Where a line contains the string "width", copy that line.

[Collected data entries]
** begin **
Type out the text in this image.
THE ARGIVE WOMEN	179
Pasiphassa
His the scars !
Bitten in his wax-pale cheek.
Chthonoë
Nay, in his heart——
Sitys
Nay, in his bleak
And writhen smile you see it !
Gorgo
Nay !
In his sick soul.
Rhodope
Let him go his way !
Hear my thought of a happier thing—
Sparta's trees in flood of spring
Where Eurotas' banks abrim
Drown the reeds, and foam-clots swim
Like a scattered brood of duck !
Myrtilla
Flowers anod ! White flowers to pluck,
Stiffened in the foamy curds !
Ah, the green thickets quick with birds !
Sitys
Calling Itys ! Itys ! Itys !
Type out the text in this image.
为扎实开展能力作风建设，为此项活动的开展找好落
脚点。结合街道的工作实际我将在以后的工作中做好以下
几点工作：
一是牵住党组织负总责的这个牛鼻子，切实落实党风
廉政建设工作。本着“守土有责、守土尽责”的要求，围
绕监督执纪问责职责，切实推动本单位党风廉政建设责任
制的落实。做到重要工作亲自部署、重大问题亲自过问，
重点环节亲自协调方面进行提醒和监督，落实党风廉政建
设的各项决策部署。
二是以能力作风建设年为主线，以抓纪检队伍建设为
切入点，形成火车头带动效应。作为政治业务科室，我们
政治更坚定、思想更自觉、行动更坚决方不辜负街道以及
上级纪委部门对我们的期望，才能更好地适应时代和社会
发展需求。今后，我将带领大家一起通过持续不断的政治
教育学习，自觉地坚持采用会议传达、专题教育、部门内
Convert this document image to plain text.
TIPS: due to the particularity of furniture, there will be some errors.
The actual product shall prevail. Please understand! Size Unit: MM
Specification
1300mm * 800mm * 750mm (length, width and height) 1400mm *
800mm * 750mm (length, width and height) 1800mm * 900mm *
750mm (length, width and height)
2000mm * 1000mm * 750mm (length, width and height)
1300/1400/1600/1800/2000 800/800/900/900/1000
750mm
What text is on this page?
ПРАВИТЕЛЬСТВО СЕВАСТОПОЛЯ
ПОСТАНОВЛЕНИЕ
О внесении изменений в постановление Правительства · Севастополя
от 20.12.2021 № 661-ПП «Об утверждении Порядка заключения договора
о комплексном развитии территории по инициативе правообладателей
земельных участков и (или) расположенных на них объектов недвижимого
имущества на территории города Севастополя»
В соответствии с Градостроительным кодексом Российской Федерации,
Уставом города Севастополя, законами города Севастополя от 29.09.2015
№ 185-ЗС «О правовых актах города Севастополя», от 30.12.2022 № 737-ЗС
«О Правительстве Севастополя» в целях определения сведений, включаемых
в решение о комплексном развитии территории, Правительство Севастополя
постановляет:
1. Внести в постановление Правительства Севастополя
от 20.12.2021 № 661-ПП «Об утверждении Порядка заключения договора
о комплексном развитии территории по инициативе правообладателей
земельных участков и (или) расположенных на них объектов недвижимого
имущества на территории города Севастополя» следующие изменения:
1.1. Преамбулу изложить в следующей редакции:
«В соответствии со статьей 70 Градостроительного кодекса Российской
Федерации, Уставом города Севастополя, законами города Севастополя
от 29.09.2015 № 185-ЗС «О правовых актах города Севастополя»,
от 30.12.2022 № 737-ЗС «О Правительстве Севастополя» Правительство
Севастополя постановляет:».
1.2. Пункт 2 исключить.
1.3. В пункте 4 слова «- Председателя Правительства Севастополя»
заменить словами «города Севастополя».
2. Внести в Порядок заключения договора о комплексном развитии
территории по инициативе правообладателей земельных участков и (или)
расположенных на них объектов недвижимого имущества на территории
** end **
▸ **Answer**:
1300mm * 800mm * 750mm (length, width and height) 1400mm *
800mm * 750mm (length, width and height) 1800mm * 900mm *
750mm (length, width and height)
2000mm * 1000mm * 750mm (length, width and height)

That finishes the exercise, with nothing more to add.